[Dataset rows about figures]
-- Begin --
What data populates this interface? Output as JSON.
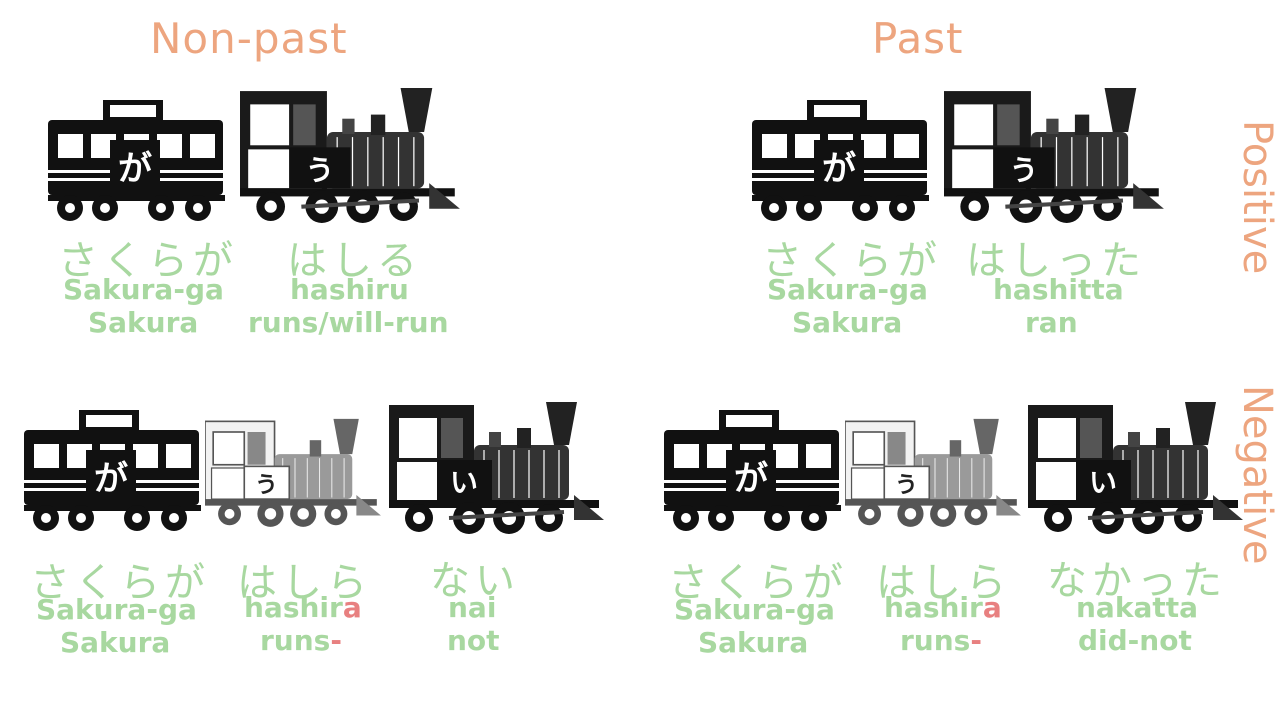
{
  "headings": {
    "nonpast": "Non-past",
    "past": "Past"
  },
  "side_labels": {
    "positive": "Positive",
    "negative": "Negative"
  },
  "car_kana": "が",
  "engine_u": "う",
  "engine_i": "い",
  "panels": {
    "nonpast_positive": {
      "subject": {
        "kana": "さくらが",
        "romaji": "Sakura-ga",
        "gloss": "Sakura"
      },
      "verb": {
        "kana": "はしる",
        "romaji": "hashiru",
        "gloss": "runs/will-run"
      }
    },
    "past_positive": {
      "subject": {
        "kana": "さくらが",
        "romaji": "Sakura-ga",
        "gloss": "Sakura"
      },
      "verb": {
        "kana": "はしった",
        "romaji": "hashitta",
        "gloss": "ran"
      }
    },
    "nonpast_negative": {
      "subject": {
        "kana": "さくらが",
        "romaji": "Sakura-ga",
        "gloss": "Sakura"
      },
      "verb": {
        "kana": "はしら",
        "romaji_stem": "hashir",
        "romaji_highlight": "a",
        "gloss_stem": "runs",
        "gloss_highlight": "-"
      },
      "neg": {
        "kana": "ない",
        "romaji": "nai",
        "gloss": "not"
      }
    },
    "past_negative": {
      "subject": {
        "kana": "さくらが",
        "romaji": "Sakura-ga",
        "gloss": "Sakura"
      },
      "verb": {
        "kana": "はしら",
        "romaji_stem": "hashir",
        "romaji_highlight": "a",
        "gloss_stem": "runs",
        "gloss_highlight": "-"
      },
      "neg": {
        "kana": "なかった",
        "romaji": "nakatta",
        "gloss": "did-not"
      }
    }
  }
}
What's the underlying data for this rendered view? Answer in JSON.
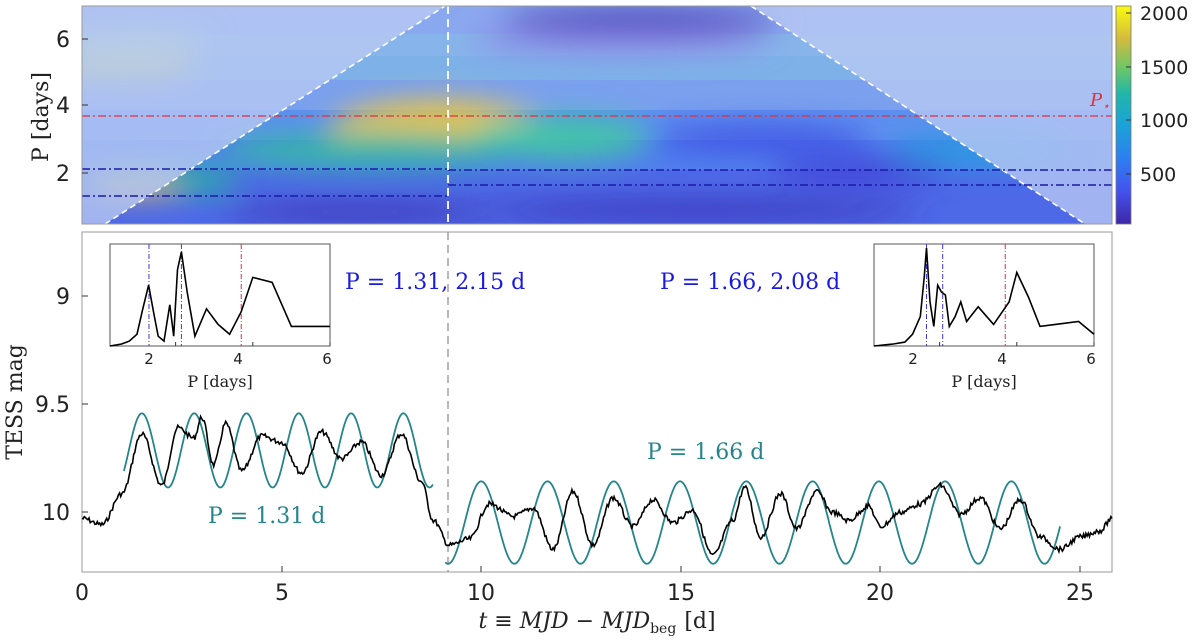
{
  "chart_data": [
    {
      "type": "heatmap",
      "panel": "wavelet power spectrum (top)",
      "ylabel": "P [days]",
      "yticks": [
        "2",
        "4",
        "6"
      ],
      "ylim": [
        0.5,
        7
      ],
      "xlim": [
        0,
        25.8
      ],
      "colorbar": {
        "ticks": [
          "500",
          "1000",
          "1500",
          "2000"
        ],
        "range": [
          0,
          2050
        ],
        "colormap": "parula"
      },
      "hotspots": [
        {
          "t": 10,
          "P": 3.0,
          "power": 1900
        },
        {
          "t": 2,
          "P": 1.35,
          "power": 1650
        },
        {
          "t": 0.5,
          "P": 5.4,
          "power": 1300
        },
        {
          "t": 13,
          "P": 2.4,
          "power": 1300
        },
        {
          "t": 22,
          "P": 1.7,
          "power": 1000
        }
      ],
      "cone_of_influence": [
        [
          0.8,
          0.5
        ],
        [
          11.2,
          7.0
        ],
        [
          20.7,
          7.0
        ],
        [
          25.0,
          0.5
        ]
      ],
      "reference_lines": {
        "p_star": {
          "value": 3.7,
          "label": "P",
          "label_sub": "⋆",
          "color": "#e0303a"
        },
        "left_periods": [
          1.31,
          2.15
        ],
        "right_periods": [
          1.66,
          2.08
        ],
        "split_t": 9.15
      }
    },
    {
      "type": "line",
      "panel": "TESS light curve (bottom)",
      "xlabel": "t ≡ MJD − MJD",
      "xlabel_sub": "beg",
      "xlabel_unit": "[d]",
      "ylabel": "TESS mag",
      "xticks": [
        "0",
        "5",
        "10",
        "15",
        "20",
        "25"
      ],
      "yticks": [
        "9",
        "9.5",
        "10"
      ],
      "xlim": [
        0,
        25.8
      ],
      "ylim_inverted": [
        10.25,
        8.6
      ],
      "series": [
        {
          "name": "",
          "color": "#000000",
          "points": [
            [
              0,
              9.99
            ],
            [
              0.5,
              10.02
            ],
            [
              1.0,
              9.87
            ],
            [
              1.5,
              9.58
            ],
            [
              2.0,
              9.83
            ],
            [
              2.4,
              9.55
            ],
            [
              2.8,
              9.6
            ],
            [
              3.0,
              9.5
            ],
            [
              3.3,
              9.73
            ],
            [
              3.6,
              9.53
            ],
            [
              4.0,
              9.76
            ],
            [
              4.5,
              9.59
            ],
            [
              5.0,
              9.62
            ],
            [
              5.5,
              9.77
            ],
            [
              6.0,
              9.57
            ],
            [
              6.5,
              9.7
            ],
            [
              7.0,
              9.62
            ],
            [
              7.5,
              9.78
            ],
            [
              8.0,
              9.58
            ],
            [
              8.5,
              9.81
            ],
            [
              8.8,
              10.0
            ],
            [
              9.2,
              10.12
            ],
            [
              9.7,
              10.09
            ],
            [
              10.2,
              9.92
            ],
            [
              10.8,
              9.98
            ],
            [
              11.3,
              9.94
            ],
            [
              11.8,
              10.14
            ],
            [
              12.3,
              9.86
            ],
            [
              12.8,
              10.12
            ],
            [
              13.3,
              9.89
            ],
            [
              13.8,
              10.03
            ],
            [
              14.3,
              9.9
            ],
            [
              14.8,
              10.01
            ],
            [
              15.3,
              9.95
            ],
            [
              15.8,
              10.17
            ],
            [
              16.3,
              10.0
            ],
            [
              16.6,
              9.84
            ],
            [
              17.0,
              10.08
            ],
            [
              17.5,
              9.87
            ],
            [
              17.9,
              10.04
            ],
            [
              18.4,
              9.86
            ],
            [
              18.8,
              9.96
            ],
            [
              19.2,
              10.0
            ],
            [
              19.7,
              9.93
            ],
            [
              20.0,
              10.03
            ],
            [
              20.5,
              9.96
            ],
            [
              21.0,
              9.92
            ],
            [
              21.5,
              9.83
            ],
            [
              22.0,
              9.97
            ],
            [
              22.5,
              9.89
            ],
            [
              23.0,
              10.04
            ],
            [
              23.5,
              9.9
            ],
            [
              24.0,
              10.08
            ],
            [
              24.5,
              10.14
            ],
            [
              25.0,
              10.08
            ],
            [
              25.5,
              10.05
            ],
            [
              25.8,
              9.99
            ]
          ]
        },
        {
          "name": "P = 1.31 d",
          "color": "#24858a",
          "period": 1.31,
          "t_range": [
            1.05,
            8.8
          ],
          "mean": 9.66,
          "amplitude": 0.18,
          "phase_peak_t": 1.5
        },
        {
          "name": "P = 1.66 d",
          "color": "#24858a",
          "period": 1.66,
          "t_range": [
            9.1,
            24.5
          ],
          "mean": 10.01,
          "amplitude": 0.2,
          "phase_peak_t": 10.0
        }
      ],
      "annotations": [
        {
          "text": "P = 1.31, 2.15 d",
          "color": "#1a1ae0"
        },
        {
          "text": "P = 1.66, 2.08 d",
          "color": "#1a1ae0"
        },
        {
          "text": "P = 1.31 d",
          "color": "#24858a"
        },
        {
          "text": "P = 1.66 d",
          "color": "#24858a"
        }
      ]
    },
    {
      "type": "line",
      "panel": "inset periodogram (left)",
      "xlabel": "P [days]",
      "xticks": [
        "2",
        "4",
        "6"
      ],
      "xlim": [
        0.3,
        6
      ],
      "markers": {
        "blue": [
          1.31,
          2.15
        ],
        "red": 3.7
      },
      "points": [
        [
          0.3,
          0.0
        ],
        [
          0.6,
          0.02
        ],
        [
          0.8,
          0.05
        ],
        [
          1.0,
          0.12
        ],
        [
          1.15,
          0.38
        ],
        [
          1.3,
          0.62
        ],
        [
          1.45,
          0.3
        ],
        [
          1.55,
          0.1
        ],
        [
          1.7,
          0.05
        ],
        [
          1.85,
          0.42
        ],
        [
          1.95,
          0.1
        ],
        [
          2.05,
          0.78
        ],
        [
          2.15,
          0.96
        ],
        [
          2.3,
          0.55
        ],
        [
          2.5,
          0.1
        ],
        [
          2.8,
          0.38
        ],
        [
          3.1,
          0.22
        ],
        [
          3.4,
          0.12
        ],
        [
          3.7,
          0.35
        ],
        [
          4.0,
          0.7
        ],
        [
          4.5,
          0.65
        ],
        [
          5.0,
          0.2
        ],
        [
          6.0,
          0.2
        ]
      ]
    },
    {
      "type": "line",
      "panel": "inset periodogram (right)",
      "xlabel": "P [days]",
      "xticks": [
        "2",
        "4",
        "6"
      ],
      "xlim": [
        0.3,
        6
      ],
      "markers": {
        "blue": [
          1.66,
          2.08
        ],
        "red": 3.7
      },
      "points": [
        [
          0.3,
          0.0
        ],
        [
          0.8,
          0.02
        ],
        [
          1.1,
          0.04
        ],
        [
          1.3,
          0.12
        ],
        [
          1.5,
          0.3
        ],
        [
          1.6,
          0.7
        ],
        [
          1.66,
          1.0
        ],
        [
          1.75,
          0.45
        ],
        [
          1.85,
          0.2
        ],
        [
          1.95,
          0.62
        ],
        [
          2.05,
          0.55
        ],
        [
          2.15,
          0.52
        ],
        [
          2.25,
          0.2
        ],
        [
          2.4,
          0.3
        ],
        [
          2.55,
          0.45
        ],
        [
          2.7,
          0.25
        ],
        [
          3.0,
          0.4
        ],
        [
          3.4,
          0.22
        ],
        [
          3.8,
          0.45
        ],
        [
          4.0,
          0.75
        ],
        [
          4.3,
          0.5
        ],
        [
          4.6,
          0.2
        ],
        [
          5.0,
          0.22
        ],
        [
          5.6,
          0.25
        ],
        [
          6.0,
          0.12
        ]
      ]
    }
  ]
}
-- End --
Isolate the lines that hold the word "inset" and copy all of them.

      "panel": "inset periodogram (left)",
      "panel": "inset periodogram (right)",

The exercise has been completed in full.